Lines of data
* START *

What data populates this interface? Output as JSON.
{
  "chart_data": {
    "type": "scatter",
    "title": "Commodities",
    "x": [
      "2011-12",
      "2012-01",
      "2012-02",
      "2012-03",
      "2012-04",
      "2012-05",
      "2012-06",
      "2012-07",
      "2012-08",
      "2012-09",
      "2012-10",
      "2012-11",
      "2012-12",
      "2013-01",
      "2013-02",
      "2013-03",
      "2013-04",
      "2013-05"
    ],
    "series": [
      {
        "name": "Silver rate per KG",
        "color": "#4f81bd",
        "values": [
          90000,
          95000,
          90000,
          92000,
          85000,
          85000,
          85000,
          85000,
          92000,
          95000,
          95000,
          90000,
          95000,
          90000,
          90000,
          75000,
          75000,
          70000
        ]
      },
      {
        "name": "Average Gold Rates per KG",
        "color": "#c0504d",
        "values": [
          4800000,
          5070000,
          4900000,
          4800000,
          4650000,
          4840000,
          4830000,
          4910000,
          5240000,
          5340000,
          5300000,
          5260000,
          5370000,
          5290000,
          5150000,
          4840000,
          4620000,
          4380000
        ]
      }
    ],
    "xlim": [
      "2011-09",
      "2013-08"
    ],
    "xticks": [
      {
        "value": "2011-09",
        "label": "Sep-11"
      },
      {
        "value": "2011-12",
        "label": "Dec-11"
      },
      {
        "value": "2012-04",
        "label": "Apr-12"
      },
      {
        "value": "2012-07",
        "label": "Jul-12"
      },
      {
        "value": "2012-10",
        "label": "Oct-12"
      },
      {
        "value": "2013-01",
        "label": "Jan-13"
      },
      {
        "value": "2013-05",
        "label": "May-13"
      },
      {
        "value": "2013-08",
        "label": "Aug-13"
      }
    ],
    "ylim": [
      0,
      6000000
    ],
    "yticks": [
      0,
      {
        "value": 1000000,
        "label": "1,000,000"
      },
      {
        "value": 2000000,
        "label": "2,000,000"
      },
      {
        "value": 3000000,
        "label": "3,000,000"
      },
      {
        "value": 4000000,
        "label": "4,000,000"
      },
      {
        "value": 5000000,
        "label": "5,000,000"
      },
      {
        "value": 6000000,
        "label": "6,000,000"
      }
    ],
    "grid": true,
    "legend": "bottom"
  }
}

* END *

(What you have to do)
Each record above should be output again exactly.

(Task answer)
What data populates this interface? Output as JSON.
{
  "chart_data": {
    "type": "scatter",
    "title": "Commodities",
    "x": [
      "2011-12",
      "2012-01",
      "2012-02",
      "2012-03",
      "2012-04",
      "2012-05",
      "2012-06",
      "2012-07",
      "2012-08",
      "2012-09",
      "2012-10",
      "2012-11",
      "2012-12",
      "2013-01",
      "2013-02",
      "2013-03",
      "2013-04",
      "2013-05"
    ],
    "series": [
      {
        "name": "Silver rate per KG",
        "color": "#4f81bd",
        "values": [
          90000,
          95000,
          90000,
          92000,
          85000,
          85000,
          85000,
          85000,
          92000,
          95000,
          95000,
          90000,
          95000,
          90000,
          90000,
          75000,
          75000,
          70000
        ]
      },
      {
        "name": "Average Gold Rates per KG",
        "color": "#c0504d",
        "values": [
          4800000,
          5070000,
          4900000,
          4800000,
          4650000,
          4840000,
          4830000,
          4910000,
          5240000,
          5340000,
          5300000,
          5260000,
          5370000,
          5290000,
          5150000,
          4840000,
          4620000,
          4380000
        ]
      }
    ],
    "xlim": [
      "2011-09",
      "2013-08"
    ],
    "xticks": [
      {
        "value": "2011-09",
        "label": "Sep-11"
      },
      {
        "value": "2011-12",
        "label": "Dec-11"
      },
      {
        "value": "2012-04",
        "label": "Apr-12"
      },
      {
        "value": "2012-07",
        "label": "Jul-12"
      },
      {
        "value": "2012-10",
        "label": "Oct-12"
      },
      {
        "value": "2013-01",
        "label": "Jan-13"
      },
      {
        "value": "2013-05",
        "label": "May-13"
      },
      {
        "value": "2013-08",
        "label": "Aug-13"
      }
    ],
    "ylim": [
      0,
      6000000
    ],
    "yticks": [
      0,
      {
        "value": 1000000,
        "label": "1,000,000"
      },
      {
        "value": 2000000,
        "label": "2,000,000"
      },
      {
        "value": 3000000,
        "label": "3,000,000"
      },
      {
        "value": 4000000,
        "label": "4,000,000"
      },
      {
        "value": 5000000,
        "label": "5,000,000"
      },
      {
        "value": 6000000,
        "label": "6,000,000"
      }
    ],
    "grid": true,
    "legend": "bottom"
  }
}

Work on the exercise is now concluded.